[GIVEN INSTRUCTION]:
Find the word "Boden" in the material below and gather every line that contains it.
________________________
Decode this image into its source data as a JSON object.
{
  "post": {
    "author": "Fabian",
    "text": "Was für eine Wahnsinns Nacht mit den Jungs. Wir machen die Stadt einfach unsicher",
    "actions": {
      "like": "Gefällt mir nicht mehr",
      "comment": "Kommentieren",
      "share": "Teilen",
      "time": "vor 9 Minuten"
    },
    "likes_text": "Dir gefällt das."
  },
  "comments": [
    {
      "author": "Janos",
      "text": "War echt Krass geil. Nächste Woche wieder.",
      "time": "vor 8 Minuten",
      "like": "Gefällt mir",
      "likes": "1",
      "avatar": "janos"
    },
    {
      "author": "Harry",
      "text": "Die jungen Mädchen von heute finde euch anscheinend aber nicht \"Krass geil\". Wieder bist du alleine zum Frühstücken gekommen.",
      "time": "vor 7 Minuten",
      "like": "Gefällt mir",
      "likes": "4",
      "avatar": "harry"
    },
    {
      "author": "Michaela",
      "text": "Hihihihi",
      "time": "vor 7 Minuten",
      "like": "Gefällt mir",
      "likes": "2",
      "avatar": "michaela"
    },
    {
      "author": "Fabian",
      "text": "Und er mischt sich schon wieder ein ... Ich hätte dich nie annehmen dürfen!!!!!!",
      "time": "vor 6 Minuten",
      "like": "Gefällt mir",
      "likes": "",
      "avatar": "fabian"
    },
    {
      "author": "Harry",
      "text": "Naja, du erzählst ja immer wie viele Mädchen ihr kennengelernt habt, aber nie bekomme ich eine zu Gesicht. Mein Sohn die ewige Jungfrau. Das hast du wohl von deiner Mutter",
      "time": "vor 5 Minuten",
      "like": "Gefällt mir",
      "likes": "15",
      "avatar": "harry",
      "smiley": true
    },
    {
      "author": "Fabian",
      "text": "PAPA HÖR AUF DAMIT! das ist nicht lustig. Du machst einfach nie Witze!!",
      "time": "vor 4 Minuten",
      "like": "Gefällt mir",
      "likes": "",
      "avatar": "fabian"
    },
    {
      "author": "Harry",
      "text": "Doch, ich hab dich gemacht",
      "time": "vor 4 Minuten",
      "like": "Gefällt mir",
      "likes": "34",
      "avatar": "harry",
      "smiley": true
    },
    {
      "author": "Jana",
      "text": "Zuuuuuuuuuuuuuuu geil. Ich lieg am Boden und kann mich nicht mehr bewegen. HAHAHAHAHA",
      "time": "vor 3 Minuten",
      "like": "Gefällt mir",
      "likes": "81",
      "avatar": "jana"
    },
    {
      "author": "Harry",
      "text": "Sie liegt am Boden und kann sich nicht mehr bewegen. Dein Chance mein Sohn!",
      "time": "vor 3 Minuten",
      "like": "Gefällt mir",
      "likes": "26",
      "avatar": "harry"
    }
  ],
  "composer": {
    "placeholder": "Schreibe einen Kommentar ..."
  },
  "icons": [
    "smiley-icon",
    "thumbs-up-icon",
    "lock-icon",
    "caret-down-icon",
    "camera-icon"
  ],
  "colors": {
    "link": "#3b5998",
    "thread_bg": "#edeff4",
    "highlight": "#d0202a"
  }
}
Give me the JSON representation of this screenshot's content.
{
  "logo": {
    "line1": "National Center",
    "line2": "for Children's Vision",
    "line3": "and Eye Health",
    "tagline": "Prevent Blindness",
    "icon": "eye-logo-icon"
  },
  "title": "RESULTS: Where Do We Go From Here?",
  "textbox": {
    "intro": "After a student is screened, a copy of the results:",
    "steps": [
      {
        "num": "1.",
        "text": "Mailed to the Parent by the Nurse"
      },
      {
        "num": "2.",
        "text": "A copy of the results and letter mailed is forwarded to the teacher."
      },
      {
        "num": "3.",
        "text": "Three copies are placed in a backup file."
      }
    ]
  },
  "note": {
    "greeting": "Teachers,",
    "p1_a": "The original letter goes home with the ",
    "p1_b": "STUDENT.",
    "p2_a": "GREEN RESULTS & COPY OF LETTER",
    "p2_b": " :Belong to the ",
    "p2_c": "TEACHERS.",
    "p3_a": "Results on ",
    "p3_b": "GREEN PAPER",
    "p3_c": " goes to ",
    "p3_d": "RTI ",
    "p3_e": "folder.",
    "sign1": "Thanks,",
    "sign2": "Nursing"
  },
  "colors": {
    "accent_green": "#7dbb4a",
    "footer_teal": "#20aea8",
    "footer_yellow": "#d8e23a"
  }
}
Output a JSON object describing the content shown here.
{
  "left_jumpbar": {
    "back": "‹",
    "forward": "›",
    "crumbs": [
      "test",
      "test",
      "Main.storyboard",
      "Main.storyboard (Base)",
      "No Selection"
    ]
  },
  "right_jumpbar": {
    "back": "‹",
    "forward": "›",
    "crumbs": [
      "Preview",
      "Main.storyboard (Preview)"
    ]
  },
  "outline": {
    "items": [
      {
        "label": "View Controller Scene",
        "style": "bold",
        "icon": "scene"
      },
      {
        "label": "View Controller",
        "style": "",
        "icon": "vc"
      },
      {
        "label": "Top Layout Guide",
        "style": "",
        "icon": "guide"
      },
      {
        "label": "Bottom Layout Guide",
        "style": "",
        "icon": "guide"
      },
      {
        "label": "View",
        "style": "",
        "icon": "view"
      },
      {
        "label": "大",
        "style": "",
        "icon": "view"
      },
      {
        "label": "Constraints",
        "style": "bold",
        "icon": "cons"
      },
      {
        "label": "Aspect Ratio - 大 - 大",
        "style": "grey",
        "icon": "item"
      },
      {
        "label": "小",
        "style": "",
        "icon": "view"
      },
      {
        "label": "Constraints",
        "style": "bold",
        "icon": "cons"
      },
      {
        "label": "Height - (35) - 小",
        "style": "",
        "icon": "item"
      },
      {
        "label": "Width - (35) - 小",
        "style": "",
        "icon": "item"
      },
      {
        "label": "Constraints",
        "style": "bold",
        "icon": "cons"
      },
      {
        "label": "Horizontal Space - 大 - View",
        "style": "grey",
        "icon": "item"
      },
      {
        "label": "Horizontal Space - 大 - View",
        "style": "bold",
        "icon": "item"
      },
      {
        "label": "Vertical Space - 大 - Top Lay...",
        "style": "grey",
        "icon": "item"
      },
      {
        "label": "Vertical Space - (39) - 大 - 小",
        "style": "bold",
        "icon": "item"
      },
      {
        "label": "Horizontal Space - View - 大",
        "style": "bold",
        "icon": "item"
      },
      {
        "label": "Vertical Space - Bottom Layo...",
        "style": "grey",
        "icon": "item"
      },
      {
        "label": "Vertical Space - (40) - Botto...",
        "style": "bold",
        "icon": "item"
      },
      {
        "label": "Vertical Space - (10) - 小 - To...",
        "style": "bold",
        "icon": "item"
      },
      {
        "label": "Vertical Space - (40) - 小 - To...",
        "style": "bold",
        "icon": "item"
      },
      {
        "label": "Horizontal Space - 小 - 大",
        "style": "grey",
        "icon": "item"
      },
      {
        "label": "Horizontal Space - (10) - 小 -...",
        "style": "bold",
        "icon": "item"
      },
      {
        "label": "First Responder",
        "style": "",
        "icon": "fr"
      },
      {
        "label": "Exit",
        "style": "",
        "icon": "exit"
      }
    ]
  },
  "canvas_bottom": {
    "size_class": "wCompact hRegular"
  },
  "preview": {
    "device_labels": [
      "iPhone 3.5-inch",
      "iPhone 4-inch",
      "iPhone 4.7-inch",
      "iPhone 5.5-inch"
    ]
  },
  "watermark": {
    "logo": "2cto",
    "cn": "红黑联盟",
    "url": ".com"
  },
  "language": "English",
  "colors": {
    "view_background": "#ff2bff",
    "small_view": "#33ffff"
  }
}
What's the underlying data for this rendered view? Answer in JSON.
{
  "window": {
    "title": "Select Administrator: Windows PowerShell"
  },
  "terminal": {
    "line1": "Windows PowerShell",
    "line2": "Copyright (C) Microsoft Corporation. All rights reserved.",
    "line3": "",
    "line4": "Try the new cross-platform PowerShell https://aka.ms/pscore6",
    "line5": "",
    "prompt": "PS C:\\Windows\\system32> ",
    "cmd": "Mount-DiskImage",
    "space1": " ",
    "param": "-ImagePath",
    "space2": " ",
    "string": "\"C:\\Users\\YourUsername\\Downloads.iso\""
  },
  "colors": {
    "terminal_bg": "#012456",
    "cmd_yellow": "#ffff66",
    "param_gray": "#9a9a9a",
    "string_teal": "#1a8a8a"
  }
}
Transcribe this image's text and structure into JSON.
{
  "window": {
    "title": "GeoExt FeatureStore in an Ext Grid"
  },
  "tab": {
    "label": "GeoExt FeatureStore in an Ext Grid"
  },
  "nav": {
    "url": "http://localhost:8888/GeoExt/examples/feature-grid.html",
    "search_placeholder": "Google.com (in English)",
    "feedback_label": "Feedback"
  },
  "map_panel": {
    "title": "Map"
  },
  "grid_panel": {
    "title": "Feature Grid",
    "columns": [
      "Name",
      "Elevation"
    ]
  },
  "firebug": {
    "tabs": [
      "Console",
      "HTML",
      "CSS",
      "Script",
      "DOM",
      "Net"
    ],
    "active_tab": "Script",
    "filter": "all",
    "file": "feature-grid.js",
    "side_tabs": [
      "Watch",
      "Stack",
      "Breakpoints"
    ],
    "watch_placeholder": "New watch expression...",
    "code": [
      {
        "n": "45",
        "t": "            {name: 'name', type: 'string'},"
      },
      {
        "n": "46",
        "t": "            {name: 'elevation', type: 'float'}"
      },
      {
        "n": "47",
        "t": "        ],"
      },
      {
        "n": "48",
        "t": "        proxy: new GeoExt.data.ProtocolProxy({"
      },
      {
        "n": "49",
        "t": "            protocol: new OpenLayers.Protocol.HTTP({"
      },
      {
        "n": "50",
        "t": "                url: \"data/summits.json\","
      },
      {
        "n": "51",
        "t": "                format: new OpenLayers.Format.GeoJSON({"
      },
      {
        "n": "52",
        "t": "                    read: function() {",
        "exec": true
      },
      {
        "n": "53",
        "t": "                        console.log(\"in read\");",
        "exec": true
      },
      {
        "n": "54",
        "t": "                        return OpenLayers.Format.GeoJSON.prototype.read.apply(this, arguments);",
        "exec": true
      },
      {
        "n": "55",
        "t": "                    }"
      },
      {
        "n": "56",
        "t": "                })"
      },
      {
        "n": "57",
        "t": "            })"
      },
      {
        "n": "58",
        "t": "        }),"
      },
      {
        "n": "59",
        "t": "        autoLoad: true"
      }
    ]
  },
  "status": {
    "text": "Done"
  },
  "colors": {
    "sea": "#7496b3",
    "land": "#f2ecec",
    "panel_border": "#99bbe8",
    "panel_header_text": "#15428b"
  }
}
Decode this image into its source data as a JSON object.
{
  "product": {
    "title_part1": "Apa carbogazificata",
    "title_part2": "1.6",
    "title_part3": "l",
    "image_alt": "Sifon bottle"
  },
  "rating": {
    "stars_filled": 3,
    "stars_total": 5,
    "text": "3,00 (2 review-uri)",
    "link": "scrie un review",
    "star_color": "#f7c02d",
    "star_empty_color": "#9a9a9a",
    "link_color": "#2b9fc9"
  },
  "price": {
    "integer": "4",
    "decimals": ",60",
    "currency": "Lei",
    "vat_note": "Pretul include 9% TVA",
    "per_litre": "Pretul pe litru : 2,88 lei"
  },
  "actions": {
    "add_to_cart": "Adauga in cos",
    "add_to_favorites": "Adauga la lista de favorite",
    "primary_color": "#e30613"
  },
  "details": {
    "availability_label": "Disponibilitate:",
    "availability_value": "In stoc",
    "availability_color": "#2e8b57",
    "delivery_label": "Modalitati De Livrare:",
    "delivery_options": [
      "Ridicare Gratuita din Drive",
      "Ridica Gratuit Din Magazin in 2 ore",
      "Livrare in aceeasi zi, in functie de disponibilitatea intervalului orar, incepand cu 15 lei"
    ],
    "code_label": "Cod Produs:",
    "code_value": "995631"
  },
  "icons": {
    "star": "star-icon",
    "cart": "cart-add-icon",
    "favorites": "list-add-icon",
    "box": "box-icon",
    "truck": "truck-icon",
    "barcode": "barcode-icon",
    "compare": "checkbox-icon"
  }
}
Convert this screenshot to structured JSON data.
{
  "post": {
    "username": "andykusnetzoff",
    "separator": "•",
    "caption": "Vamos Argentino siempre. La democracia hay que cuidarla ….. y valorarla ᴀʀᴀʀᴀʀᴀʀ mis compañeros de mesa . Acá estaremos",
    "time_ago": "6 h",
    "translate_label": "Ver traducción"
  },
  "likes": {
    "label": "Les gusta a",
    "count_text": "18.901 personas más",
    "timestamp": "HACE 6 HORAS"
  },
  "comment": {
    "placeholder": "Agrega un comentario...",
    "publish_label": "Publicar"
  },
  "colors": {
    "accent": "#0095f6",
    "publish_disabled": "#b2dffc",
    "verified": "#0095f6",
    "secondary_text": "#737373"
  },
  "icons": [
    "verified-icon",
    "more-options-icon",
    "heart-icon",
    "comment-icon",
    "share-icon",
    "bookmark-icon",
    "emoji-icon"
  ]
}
________________________
[ANSWER TO THE EXERCISE]:
      "text": "Zuuuuuuuuuuuuuuu geil. Ich lieg am Boden und kann mich nicht mehr bewegen. HAHAHAHAHA",
      "text": "Sie liegt am Boden und kann sich nicht mehr bewegen. Dein Chance mein Sohn!",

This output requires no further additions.